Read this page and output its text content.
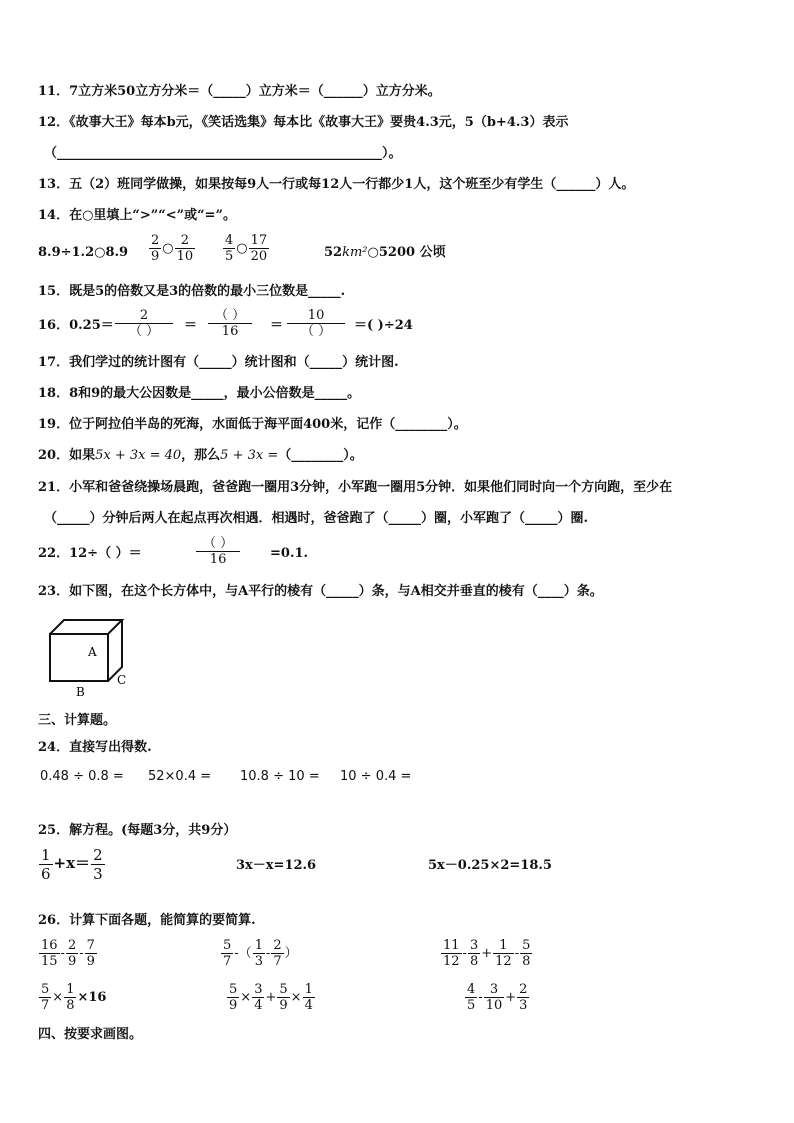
11．7立方米50立方分米＝（_____）立方米＝（______）立方分米。
12．《故事大王》每本b元，《笑话选集》每本比《故事大王》要贵4.3元，5（b+4.3）表示
（__________________________________________________）。
13．五（2）班同学做操，如果按每9人一行或每12人一行都少1人，这个班至少有学生（______）人。
14．在○里填上“>”“<”或“=”。
8.9÷1.2○8.9 $\frac{2}{9}$ ○ $\frac{2}{10} \frac{4}{5}$ ○ $\frac{17}{20}$	52km²○5200 公顷
15．既是5的倍数又是3的倍数的最小三位数是_____.
16．$0.25= \frac{2}{( )} = \frac{( )}{16} = \frac{10}{( )}$ ＝( )÷24
17．我们学过的统计图有（_____）统计图和（_____）统计图.
18．8和9的最大公因数是_____，最小公倍数是_____。
19．位于阿拉伯半岛的死海，水面低于海平面400米，记作（________）。
20．如果5x + 3x = 40，那么5 + 3x =（________）。
21．小军和爸爸绕操场晨跑，爸爸跑一圈用3分钟，小军跑一圈用5分钟．如果他们同时向一个方向跑，至少在
（_____）分钟后两人在起点再次相遇．相遇时，爸爸跑了（_____）圈，小军跑了（_____）圈.
22．12÷（ ）＝	$\frac{( )}{16} =0.1$.
23．如下图，在这个长方体中，与A平行的棱有（_____）条，与A相交并垂直的棱有（____）条。
A
B
C
三、计算题。
24．直接写出得数.
0.48 ÷ 0.8 = 52×0.4 = 10.8 ÷ 10 = 10 ÷ 0.4 =
25．解方程。(每题3分，共9分）
$\frac{1}{6} +x= \frac{2}{3}$	3x－x=12.6	5x－0.25×2=18.5
26．计算下面各题，能简算的要简算.
$\frac{16}{15} - \frac{2}{9} - \frac{7}{9}$	$\frac{5}{7}$ -（ $\frac{1}{3} - \frac{2}{7}$ ）	$\frac{11}{12} - \frac{3}{8} + \frac{1}{12} - \frac{5}{8}$
$\frac{5}{7} \times \frac{1}{8} \times 16$	$\frac{5}{9} \times \frac{3}{4} + \frac{5}{9} \times \frac{1}{4}$	$\frac{4}{5} - \frac{3}{10} + \frac{2}{3}$
四、按要求画图。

——

Every record gets retyped exactly; no picture goes into the copy.

Read this page and output its text content.
11．7立方米50立方分米＝（_____）立方米＝（______）立方分米。
12．《故事大王》每本b元，《笑话选集》每本比《故事大王》要贵4.3元，5（b+4.3）表示
（__________________________________________________）。
13．五（2）班同学做操，如果按每9人一行或每12人一行都少1人，这个班至少有学生（______）人。
14．在○里填上“>”“<”或“=”。
8.9÷1.2○8.9 $\frac{2}{9}$ ○ $\frac{2}{10} \frac{4}{5}$ ○ $\frac{17}{20}$	52km²○5200 公顷
15．既是5的倍数又是3的倍数的最小三位数是_____.
16．$0.25= \frac{2}{( )} = \frac{( )}{16} = \frac{10}{( )}$ ＝( )÷24
17．我们学过的统计图有（_____）统计图和（_____）统计图.
18．8和9的最大公因数是_____，最小公倍数是_____。
19．位于阿拉伯半岛的死海，水面低于海平面400米，记作（________）。
20．如果5x + 3x = 40，那么5 + 3x =（________）。
21．小军和爸爸绕操场晨跑，爸爸跑一圈用3分钟，小军跑一圈用5分钟．如果他们同时向一个方向跑，至少在
（_____）分钟后两人在起点再次相遇．相遇时，爸爸跑了（_____）圈，小军跑了（_____）圈.
22．12÷（ ）＝	$\frac{( )}{16} =0.1$.
23．如下图，在这个长方体中，与A平行的棱有（_____）条，与A相交并垂直的棱有（____）条。
A
B
C
三、计算题。
24．直接写出得数.
0.48 ÷ 0.8 = 52×0.4 = 10.8 ÷ 10 = 10 ÷ 0.4 =
25．解方程。(每题3分，共9分）
$\frac{1}{6} +x= \frac{2}{3}$	3x－x=12.6	5x－0.25×2=18.5
26．计算下面各题，能简算的要简算.
$\frac{16}{15} - \frac{2}{9} - \frac{7}{9}$	$\frac{5}{7}$ -（ $\frac{1}{3} - \frac{2}{7}$ ）	$\frac{11}{12} - \frac{3}{8} + \frac{1}{12} - \frac{5}{8}$
$\frac{5}{7} \times \frac{1}{8} \times 16$	$\frac{5}{9} \times \frac{3}{4} + \frac{5}{9} \times \frac{1}{4}$	$\frac{4}{5} - \frac{3}{10} + \frac{2}{3}$
四、按要求画图。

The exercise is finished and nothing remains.